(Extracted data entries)
:::::

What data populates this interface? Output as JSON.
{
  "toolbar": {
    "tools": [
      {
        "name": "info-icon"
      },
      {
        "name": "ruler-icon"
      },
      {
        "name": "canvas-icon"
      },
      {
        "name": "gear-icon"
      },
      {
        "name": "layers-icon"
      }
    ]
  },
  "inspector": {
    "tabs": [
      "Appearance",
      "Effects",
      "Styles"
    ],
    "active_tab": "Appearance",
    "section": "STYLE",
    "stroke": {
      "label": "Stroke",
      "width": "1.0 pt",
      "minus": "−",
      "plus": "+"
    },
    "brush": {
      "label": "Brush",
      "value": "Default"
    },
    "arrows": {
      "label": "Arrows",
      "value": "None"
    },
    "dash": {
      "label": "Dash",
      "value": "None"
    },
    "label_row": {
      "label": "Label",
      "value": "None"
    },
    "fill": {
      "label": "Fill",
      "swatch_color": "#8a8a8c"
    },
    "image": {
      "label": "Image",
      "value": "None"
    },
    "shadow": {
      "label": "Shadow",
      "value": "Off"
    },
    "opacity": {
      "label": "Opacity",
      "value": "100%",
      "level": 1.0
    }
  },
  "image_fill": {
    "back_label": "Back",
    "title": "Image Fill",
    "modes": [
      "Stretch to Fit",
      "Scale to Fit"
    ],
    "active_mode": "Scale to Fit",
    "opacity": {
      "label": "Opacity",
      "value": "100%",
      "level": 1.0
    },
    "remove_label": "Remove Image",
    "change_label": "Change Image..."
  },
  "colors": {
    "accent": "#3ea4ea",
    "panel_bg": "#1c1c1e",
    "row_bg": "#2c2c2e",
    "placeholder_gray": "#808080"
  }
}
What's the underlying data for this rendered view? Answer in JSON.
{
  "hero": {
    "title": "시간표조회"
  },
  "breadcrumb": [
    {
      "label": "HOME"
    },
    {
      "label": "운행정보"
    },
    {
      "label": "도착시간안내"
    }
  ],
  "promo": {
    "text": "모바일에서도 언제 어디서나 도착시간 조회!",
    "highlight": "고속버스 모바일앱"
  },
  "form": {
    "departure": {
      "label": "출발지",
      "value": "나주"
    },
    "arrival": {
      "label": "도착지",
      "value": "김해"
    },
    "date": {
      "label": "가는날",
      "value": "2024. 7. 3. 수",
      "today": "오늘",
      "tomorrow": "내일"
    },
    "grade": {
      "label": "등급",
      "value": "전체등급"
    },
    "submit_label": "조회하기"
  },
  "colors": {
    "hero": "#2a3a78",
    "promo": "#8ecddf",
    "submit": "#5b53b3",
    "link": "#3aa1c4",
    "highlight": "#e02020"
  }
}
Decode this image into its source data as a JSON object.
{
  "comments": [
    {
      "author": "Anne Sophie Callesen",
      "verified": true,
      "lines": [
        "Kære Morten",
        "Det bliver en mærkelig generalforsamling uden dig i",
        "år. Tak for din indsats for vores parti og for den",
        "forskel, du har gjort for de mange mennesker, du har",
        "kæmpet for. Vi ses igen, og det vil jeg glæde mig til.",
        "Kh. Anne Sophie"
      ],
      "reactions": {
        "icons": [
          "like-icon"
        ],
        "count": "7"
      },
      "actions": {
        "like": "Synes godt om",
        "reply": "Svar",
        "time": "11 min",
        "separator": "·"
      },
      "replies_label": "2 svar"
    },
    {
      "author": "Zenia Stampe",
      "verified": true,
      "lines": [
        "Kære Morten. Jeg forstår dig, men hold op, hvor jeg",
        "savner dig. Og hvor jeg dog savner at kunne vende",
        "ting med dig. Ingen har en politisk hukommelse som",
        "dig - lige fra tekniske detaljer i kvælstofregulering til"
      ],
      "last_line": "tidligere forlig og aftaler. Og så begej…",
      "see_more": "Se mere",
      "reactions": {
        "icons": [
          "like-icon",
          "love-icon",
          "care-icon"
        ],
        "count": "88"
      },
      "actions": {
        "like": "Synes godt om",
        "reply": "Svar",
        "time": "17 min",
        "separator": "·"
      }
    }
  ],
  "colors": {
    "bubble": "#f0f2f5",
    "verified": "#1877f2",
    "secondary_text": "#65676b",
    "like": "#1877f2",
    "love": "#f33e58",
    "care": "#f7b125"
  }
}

:::::

- What the task asks: Copy out every line of the listing that includes the string "this".

- Expected output:
What data populates this interface? Output as JSON.
What's the underlying data for this rendered view? Answer in JSON.
Decode this image into its source data as a JSON object.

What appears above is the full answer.